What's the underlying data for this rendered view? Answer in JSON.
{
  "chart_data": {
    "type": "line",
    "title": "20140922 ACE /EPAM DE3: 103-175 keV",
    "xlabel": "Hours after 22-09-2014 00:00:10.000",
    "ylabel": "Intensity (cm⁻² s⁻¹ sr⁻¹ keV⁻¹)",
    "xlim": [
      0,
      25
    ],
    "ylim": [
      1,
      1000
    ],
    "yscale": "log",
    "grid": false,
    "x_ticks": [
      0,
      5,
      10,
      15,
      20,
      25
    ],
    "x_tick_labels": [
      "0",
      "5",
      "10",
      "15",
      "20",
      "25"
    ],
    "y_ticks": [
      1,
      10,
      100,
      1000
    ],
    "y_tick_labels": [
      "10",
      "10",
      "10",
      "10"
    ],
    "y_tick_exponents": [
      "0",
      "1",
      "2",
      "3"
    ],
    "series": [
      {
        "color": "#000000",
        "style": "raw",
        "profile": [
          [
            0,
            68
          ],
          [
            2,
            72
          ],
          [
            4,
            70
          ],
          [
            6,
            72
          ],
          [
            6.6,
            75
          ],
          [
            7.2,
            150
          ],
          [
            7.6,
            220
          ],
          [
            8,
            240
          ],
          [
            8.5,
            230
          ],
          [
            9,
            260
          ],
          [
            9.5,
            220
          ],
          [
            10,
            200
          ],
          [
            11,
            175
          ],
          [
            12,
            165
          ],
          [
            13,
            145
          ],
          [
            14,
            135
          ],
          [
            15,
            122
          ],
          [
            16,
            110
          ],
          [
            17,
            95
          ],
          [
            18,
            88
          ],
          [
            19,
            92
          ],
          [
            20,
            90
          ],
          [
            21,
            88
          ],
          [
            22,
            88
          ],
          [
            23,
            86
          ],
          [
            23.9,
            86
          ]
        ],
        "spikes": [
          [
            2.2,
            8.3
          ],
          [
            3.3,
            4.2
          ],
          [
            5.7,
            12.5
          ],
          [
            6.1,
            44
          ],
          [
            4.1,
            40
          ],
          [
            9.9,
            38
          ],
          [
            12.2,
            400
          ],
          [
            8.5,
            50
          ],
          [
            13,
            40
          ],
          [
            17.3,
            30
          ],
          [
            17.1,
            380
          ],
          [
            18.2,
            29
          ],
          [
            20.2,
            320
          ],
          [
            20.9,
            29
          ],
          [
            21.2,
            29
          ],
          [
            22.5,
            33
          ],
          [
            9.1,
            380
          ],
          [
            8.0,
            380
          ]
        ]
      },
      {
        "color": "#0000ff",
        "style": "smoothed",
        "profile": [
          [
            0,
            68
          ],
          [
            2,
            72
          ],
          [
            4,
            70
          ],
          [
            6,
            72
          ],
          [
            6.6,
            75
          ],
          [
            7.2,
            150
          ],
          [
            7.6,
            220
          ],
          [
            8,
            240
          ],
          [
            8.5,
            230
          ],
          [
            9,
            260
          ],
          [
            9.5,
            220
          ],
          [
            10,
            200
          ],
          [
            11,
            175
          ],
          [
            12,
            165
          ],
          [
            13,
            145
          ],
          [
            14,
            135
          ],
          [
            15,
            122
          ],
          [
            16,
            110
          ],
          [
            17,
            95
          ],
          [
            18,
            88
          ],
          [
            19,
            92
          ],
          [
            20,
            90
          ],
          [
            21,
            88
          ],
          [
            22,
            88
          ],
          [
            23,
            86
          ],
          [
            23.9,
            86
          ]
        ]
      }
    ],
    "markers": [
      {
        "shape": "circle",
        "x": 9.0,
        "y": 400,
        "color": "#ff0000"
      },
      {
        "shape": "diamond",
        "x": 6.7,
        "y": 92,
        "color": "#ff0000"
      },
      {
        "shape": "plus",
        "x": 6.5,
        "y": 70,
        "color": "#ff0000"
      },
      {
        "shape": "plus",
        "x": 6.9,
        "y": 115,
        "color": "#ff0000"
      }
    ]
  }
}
-------
_Description of the task_:
Pull out each record as written and restate it exactly.

_Task output_:
What's the underlying data for this rendered view? Answer in JSON.
{
  "chart_data": {
    "type": "line",
    "title": "20140922 ACE /EPAM DE3: 103-175 keV",
    "xlabel": "Hours after 22-09-2014 00:00:10.000",
    "ylabel": "Intensity (cm⁻² s⁻¹ sr⁻¹ keV⁻¹)",
    "xlim": [
      0,
      25
    ],
    "ylim": [
      1,
      1000
    ],
    "yscale": "log",
    "grid": false,
    "x_ticks": [
      0,
      5,
      10,
      15,
      20,
      25
    ],
    "x_tick_labels": [
      "0",
      "5",
      "10",
      "15",
      "20",
      "25"
    ],
    "y_ticks": [
      1,
      10,
      100,
      1000
    ],
    "y_tick_labels": [
      "10",
      "10",
      "10",
      "10"
    ],
    "y_tick_exponents": [
      "0",
      "1",
      "2",
      "3"
    ],
    "series": [
      {
        "color": "#000000",
        "style": "raw",
        "profile": [
          [
            0,
            68
          ],
          [
            2,
            72
          ],
          [
            4,
            70
          ],
          [
            6,
            72
          ],
          [
            6.6,
            75
          ],
          [
            7.2,
            150
          ],
          [
            7.6,
            220
          ],
          [
            8,
            240
          ],
          [
            8.5,
            230
          ],
          [
            9,
            260
          ],
          [
            9.5,
            220
          ],
          [
            10,
            200
          ],
          [
            11,
            175
          ],
          [
            12,
            165
          ],
          [
            13,
            145
          ],
          [
            14,
            135
          ],
          [
            15,
            122
          ],
          [
            16,
            110
          ],
          [
            17,
            95
          ],
          [
            18,
            88
          ],
          [
            19,
            92
          ],
          [
            20,
            90
          ],
          [
            21,
            88
          ],
          [
            22,
            88
          ],
          [
            23,
            86
          ],
          [
            23.9,
            86
          ]
        ],
        "spikes": [
          [
            2.2,
            8.3
          ],
          [
            3.3,
            4.2
          ],
          [
            5.7,
            12.5
          ],
          [
            6.1,
            44
          ],
          [
            4.1,
            40
          ],
          [
            9.9,
            38
          ],
          [
            12.2,
            400
          ],
          [
            8.5,
            50
          ],
          [
            13,
            40
          ],
          [
            17.3,
            30
          ],
          [
            17.1,
            380
          ],
          [
            18.2,
            29
          ],
          [
            20.2,
            320
          ],
          [
            20.9,
            29
          ],
          [
            21.2,
            29
          ],
          [
            22.5,
            33
          ],
          [
            9.1,
            380
          ],
          [
            8.0,
            380
          ]
        ]
      },
      {
        "color": "#0000ff",
        "style": "smoothed",
        "profile": [
          [
            0,
            68
          ],
          [
            2,
            72
          ],
          [
            4,
            70
          ],
          [
            6,
            72
          ],
          [
            6.6,
            75
          ],
          [
            7.2,
            150
          ],
          [
            7.6,
            220
          ],
          [
            8,
            240
          ],
          [
            8.5,
            230
          ],
          [
            9,
            260
          ],
          [
            9.5,
            220
          ],
          [
            10,
            200
          ],
          [
            11,
            175
          ],
          [
            12,
            165
          ],
          [
            13,
            145
          ],
          [
            14,
            135
          ],
          [
            15,
            122
          ],
          [
            16,
            110
          ],
          [
            17,
            95
          ],
          [
            18,
            88
          ],
          [
            19,
            92
          ],
          [
            20,
            90
          ],
          [
            21,
            88
          ],
          [
            22,
            88
          ],
          [
            23,
            86
          ],
          [
            23.9,
            86
          ]
        ]
      }
    ],
    "markers": [
      {
        "shape": "circle",
        "x": 9.0,
        "y": 400,
        "color": "#ff0000"
      },
      {
        "shape": "diamond",
        "x": 6.7,
        "y": 92,
        "color": "#ff0000"
      },
      {
        "shape": "plus",
        "x": 6.5,
        "y": 70,
        "color": "#ff0000"
      },
      {
        "shape": "plus",
        "x": 6.9,
        "y": 115,
        "color": "#ff0000"
      }
    ]
  }
}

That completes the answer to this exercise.